| Data provided |

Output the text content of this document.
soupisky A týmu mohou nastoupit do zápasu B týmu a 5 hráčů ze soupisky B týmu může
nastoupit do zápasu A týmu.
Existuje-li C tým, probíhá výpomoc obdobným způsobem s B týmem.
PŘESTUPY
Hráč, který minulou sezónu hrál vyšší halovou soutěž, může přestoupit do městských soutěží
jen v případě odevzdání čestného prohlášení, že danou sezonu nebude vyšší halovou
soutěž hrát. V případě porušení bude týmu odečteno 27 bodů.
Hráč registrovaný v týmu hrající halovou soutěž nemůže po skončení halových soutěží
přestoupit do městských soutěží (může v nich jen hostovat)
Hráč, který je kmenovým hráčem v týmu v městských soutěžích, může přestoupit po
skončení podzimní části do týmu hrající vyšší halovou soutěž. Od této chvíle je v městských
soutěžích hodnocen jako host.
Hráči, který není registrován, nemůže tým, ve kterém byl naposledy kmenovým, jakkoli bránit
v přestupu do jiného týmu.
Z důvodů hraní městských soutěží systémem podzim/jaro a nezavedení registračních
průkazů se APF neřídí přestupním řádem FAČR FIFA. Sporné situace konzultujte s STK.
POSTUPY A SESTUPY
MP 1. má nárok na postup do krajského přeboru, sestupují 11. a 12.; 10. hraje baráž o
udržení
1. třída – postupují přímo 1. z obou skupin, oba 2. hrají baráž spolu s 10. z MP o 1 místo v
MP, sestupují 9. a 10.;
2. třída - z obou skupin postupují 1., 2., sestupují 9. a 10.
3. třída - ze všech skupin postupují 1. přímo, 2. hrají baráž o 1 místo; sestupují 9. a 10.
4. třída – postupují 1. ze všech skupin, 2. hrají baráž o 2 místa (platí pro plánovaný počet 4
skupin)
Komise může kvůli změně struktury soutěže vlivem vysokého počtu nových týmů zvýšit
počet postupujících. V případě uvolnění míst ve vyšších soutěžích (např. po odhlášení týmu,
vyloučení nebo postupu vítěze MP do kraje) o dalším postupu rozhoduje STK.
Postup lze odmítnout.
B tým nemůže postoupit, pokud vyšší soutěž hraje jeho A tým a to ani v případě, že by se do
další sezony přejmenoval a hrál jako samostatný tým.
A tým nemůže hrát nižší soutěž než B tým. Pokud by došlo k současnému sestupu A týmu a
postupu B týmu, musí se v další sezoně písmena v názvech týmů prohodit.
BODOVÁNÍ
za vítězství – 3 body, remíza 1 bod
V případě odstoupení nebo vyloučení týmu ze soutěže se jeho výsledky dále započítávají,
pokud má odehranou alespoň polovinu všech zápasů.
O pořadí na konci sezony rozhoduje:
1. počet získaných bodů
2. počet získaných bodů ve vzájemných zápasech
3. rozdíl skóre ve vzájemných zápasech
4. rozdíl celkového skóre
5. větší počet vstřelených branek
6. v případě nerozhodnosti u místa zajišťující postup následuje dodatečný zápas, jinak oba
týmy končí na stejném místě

| Instructions for the task |
Write the material out again in its entirety, exactly as shown.

| Result below |
Output the text content of this document.
soupisky A týmu mohou nastoupit do zápasu B týmu a 5 hráčů ze soupisky B týmu může
nastoupit do zápasu A týmu.
Existuje-li C tým, probíhá výpomoc obdobným způsobem s B týmem.
PŘESTUPY
Hráč, který minulou sezónu hrál vyšší halovou soutěž, může přestoupit do městských soutěží
jen v případě odevzdání čestného prohlášení, že danou sezonu nebude vyšší halovou
soutěž hrát. V případě porušení bude týmu odečteno 27 bodů.
Hráč registrovaný v týmu hrající halovou soutěž nemůže po skončení halových soutěží
přestoupit do městských soutěží (může v nich jen hostovat)
Hráč, který je kmenovým hráčem v týmu v městských soutěžích, může přestoupit po
skončení podzimní části do týmu hrající vyšší halovou soutěž. Od této chvíle je v městských
soutěžích hodnocen jako host.
Hráči, který není registrován, nemůže tým, ve kterém byl naposledy kmenovým, jakkoli bránit
v přestupu do jiného týmu.
Z důvodů hraní městských soutěží systémem podzim/jaro a nezavedení registračních
průkazů se APF neřídí přestupním řádem FAČR FIFA. Sporné situace konzultujte s STK.
POSTUPY A SESTUPY
MP 1. má nárok na postup do krajského přeboru, sestupují 11. a 12.; 10. hraje baráž o
udržení
1. třída – postupují přímo 1. z obou skupin, oba 2. hrají baráž spolu s 10. z MP o 1 místo v
MP, sestupují 9. a 10.;
2. třída - z obou skupin postupují 1., 2., sestupují 9. a 10.
3. třída - ze všech skupin postupují 1. přímo, 2. hrají baráž o 1 místo; sestupují 9. a 10.
4. třída – postupují 1. ze všech skupin, 2. hrají baráž o 2 místa (platí pro plánovaný počet 4
skupin)
Komise může kvůli změně struktury soutěže vlivem vysokého počtu nových týmů zvýšit
počet postupujících. V případě uvolnění míst ve vyšších soutěžích (např. po odhlášení týmu,
vyloučení nebo postupu vítěze MP do kraje) o dalším postupu rozhoduje STK.
Postup lze odmítnout.
B tým nemůže postoupit, pokud vyšší soutěž hraje jeho A tým a to ani v případě, že by se do
další sezony přejmenoval a hrál jako samostatný tým.
A tým nemůže hrát nižší soutěž než B tým. Pokud by došlo k současnému sestupu A týmu a
postupu B týmu, musí se v další sezoně písmena v názvech týmů prohodit.
BODOVÁNÍ
za vítězství – 3 body, remíza 1 bod
V případě odstoupení nebo vyloučení týmu ze soutěže se jeho výsledky dále započítávají,
pokud má odehranou alespoň polovinu všech zápasů.
O pořadí na konci sezony rozhoduje:
1. počet získaných bodů
2. počet získaných bodů ve vzájemných zápasech
3. rozdíl skóre ve vzájemných zápasech
4. rozdíl celkového skóre
5. větší počet vstřelených branek
6. v případě nerozhodnosti u místa zajišťující postup následuje dodatečný zápas, jinak oba
týmy končí na stejném místě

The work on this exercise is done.